**TASK DETAILS**
Go through the entries one line at a time, and gather every line that has the word "letter".
>> start PROVIDED MATERIAL
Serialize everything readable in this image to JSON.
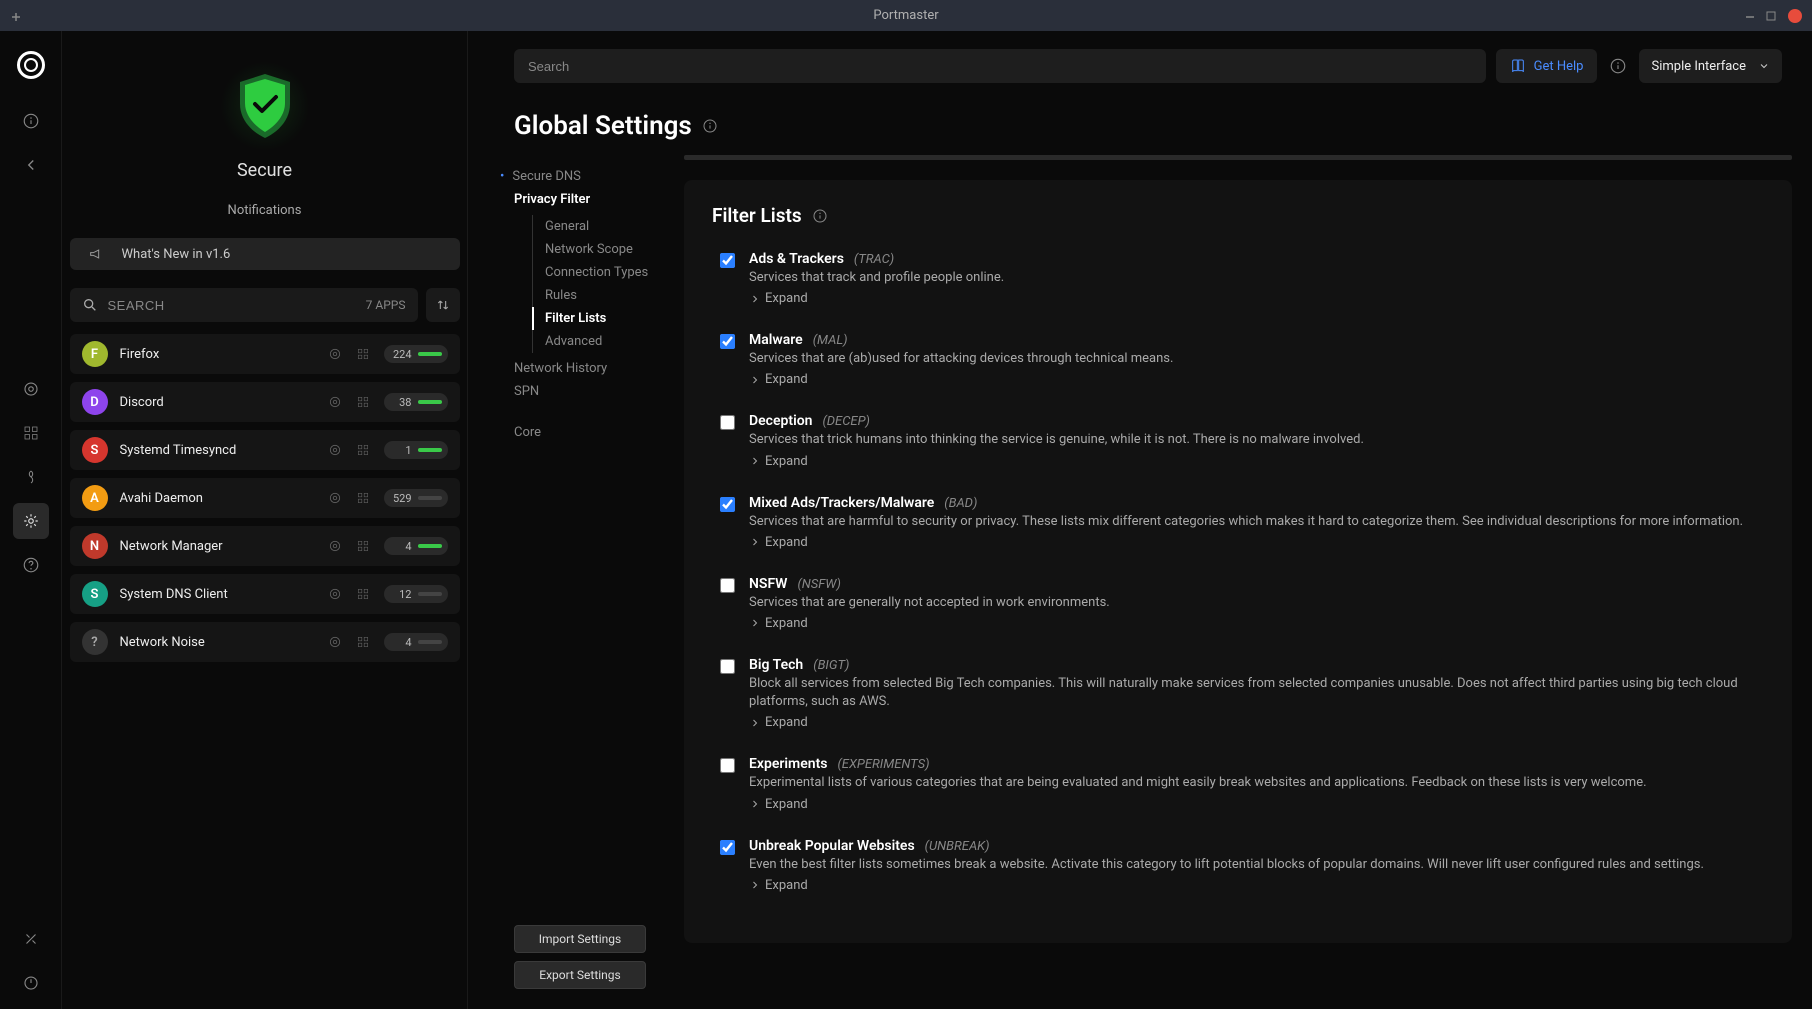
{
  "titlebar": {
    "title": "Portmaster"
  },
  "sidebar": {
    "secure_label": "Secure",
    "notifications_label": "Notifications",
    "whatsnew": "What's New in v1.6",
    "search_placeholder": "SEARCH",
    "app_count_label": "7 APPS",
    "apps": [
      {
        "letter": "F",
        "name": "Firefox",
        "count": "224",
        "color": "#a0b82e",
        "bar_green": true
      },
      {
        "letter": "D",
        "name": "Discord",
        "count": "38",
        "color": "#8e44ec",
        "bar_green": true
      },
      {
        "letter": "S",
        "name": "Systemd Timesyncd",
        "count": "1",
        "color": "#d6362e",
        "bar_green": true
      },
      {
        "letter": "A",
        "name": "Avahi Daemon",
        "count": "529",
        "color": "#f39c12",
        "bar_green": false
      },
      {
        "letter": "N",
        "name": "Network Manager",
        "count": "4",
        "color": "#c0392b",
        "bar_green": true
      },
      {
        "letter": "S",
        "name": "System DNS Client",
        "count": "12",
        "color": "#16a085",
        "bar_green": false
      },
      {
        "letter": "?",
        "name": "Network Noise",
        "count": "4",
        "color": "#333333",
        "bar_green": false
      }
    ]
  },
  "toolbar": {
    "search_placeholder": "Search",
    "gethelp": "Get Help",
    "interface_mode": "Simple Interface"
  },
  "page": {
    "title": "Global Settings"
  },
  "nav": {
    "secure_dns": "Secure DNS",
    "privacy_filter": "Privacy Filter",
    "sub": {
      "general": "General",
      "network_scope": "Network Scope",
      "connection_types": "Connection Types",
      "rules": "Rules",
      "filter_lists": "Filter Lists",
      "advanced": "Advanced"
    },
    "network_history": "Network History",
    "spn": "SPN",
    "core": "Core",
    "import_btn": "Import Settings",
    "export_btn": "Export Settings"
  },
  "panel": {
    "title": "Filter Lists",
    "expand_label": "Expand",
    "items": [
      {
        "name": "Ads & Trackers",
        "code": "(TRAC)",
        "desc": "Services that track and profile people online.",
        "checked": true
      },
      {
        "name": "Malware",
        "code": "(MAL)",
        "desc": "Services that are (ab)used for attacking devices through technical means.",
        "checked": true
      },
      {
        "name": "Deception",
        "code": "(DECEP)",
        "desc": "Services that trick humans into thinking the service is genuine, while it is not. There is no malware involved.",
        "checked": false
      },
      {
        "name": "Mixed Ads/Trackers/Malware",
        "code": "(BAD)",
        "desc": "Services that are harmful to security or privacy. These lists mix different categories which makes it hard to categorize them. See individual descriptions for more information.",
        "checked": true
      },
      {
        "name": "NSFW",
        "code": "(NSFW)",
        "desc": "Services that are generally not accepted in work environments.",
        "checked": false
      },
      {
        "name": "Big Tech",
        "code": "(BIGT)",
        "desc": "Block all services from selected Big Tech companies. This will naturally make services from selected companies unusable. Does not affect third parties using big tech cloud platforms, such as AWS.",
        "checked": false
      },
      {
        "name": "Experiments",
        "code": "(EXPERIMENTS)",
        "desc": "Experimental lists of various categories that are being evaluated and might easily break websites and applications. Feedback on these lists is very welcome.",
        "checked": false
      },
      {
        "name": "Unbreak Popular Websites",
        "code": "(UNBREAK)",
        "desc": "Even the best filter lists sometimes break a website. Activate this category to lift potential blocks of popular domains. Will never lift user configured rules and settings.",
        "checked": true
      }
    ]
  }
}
>> end PROVIDED MATERIAL
**OUTPUT**
        "letter": "F",
        "letter": "D",
        "letter": "S",
        "letter": "A",
        "letter": "N",
        "letter": "S",
        "letter": "?",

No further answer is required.